Would you set down every entry shown below, precisely as written?

*** Dataset records ***

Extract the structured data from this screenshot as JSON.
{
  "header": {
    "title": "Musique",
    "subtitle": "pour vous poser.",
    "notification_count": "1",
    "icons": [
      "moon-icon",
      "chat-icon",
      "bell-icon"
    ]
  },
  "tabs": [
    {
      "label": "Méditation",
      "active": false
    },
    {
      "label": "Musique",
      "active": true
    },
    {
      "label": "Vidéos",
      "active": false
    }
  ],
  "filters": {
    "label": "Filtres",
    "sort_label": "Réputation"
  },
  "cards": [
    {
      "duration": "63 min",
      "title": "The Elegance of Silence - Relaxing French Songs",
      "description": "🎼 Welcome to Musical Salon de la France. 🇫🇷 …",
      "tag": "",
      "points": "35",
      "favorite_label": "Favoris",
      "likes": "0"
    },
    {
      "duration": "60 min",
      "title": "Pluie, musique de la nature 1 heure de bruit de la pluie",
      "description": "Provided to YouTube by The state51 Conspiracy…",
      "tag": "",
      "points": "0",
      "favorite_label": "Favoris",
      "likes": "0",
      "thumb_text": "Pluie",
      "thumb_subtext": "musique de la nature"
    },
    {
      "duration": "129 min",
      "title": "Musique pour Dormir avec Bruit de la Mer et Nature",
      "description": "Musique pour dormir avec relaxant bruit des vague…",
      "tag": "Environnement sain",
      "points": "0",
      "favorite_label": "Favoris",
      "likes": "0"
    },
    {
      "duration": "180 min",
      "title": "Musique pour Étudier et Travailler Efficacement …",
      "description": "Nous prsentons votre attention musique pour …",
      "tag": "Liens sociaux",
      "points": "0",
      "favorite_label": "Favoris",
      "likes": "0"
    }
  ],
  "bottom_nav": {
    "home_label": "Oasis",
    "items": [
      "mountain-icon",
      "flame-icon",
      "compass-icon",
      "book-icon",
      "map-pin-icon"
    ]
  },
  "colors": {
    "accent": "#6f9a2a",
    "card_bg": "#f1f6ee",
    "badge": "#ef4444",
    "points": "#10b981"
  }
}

***

**The solution:**
Extract the structured data from this screenshot as JSON.
{
  "header": {
    "title": "Musique",
    "subtitle": "pour vous poser.",
    "notification_count": "1",
    "icons": [
      "moon-icon",
      "chat-icon",
      "bell-icon"
    ]
  },
  "tabs": [
    {
      "label": "Méditation",
      "active": false
    },
    {
      "label": "Musique",
      "active": true
    },
    {
      "label": "Vidéos",
      "active": false
    }
  ],
  "filters": {
    "label": "Filtres",
    "sort_label": "Réputation"
  },
  "cards": [
    {
      "duration": "63 min",
      "title": "The Elegance of Silence - Relaxing French Songs",
      "description": "🎼 Welcome to Musical Salon de la France. 🇫🇷 …",
      "tag": "",
      "points": "35",
      "favorite_label": "Favoris",
      "likes": "0"
    },
    {
      "duration": "60 min",
      "title": "Pluie, musique de la nature 1 heure de bruit de la pluie",
      "description": "Provided to YouTube by The state51 Conspiracy…",
      "tag": "",
      "points": "0",
      "favorite_label": "Favoris",
      "likes": "0",
      "thumb_text": "Pluie",
      "thumb_subtext": "musique de la nature"
    },
    {
      "duration": "129 min",
      "title": "Musique pour Dormir avec Bruit de la Mer et Nature",
      "description": "Musique pour dormir avec relaxant bruit des vague…",
      "tag": "Environnement sain",
      "points": "0",
      "favorite_label": "Favoris",
      "likes": "0"
    },
    {
      "duration": "180 min",
      "title": "Musique pour Étudier et Travailler Efficacement …",
      "description": "Nous prsentons votre attention musique pour …",
      "tag": "Liens sociaux",
      "points": "0",
      "favorite_label": "Favoris",
      "likes": "0"
    }
  ],
  "bottom_nav": {
    "home_label": "Oasis",
    "items": [
      "mountain-icon",
      "flame-icon",
      "compass-icon",
      "book-icon",
      "map-pin-icon"
    ]
  },
  "colors": {
    "accent": "#6f9a2a",
    "card_bg": "#f1f6ee",
    "badge": "#ef4444",
    "points": "#10b981"
  }
}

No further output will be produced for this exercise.